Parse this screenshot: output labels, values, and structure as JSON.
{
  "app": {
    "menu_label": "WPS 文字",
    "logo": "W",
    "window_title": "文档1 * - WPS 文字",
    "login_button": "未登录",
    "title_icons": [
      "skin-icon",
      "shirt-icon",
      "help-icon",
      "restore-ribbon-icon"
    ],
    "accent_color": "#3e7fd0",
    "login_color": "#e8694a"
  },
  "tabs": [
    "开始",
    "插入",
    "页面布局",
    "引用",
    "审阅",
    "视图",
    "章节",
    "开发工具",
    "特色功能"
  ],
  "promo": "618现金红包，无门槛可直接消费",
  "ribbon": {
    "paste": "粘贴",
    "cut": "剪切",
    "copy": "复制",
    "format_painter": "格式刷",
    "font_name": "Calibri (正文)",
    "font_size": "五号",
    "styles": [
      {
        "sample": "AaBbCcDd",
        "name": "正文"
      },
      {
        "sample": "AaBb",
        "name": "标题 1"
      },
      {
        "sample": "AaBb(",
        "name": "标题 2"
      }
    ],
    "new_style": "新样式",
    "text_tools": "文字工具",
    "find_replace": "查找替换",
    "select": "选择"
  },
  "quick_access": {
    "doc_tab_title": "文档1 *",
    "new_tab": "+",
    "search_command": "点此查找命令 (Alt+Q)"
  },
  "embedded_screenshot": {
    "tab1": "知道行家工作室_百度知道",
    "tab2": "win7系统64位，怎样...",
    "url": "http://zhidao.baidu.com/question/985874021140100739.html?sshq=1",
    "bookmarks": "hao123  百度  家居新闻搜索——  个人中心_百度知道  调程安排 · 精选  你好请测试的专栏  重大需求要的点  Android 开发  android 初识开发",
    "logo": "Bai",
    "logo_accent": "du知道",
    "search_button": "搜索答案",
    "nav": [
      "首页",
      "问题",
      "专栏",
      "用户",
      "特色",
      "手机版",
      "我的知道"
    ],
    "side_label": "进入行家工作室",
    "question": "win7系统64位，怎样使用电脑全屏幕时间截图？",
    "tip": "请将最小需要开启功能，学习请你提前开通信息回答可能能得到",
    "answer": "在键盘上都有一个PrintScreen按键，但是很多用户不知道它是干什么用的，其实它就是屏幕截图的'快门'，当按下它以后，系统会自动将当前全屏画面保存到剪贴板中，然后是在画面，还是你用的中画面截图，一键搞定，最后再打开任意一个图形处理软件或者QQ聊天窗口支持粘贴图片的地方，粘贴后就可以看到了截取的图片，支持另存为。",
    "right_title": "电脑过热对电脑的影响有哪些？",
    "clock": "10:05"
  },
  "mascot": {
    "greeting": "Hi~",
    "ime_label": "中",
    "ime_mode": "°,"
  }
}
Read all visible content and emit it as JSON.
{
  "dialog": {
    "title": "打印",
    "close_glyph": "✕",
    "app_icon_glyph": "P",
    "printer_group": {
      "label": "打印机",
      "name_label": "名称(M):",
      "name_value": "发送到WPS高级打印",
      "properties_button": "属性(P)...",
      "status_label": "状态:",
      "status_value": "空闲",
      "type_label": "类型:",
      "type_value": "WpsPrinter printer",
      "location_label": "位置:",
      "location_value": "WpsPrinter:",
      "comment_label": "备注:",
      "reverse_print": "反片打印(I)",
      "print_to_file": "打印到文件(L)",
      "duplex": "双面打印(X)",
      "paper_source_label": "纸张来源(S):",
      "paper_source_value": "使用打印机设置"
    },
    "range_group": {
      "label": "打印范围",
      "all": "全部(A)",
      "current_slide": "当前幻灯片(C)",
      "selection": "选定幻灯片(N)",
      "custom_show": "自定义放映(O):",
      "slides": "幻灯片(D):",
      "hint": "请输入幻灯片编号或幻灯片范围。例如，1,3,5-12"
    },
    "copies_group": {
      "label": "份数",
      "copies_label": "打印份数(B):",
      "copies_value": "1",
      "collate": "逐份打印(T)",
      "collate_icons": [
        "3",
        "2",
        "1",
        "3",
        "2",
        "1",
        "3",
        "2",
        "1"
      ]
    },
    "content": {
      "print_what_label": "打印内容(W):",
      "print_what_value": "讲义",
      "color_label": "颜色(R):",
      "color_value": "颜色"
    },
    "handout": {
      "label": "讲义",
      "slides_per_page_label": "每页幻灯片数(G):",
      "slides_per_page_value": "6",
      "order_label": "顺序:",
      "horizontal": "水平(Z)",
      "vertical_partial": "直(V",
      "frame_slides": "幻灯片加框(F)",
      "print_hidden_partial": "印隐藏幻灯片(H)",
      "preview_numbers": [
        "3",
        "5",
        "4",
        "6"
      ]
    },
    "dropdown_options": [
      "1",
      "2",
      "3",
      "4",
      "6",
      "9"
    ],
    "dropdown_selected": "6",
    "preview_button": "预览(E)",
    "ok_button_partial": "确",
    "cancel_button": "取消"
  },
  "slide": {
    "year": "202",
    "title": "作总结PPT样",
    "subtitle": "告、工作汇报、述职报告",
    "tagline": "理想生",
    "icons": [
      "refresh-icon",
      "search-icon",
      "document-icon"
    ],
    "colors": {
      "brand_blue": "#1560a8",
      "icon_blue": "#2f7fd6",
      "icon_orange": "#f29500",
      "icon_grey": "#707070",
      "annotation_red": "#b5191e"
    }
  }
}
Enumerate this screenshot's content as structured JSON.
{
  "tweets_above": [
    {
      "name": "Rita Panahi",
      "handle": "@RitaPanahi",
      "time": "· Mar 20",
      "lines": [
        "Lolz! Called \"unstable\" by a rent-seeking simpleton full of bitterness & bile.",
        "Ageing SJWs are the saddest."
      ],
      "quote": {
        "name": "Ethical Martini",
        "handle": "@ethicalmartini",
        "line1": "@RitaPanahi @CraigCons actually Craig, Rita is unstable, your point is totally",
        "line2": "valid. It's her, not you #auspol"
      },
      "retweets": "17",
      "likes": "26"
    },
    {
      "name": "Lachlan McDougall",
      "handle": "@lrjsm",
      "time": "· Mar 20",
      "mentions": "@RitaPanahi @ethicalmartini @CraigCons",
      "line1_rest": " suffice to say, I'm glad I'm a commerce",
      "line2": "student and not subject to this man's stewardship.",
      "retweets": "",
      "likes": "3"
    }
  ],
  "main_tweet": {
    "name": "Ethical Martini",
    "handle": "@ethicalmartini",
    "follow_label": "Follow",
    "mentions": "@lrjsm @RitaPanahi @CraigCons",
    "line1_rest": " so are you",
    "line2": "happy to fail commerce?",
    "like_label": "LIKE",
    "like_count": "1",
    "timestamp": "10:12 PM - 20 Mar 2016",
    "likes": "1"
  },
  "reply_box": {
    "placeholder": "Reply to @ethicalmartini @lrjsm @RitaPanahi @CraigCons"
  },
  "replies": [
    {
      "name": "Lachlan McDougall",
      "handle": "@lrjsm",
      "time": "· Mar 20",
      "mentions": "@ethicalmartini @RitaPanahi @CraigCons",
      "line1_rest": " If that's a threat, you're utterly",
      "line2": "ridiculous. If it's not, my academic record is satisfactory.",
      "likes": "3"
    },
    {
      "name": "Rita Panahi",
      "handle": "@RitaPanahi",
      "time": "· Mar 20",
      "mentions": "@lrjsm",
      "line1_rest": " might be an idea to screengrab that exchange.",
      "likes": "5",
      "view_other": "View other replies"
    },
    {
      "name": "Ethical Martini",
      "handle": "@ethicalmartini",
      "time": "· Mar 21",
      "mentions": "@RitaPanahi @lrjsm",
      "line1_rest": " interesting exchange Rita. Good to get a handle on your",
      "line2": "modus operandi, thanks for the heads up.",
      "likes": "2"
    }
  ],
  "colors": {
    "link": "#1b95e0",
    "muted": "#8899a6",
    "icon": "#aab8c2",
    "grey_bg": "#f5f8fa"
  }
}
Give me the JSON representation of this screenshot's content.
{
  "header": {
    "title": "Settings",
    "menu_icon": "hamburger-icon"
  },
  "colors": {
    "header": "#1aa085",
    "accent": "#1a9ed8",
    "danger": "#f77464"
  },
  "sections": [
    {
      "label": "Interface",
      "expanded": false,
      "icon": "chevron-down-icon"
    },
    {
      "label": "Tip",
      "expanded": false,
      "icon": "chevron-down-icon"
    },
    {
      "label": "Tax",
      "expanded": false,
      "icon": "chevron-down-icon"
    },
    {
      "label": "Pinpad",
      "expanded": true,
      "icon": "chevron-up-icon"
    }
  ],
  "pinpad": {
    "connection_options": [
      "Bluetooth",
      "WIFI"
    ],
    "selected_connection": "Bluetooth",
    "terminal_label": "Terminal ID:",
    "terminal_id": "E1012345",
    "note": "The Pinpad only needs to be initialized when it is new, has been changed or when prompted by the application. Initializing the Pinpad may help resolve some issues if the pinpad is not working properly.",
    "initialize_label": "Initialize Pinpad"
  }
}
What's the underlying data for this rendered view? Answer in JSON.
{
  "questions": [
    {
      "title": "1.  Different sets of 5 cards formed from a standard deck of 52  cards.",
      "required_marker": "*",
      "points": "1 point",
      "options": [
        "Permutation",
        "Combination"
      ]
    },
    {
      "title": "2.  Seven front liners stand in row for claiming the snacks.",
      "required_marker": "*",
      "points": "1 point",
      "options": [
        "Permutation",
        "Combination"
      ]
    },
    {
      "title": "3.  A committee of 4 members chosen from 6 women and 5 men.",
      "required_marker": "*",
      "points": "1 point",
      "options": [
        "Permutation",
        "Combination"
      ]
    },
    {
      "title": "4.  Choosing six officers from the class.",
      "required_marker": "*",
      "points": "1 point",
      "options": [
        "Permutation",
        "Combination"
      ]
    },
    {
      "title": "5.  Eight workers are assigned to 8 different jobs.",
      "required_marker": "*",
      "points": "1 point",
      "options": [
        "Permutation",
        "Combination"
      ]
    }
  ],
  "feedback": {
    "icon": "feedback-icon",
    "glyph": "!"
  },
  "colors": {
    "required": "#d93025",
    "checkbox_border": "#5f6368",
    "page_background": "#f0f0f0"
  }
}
※ ※ ※
### Task statement
Copy out each line that contains the word "your".

### Solution below
        "line1": "@RitaPanahi @CraigCons actually Craig, Rita is unstable, your point is totally",
      "line1_rest": " interesting exchange Rita. Good to get a handle on your",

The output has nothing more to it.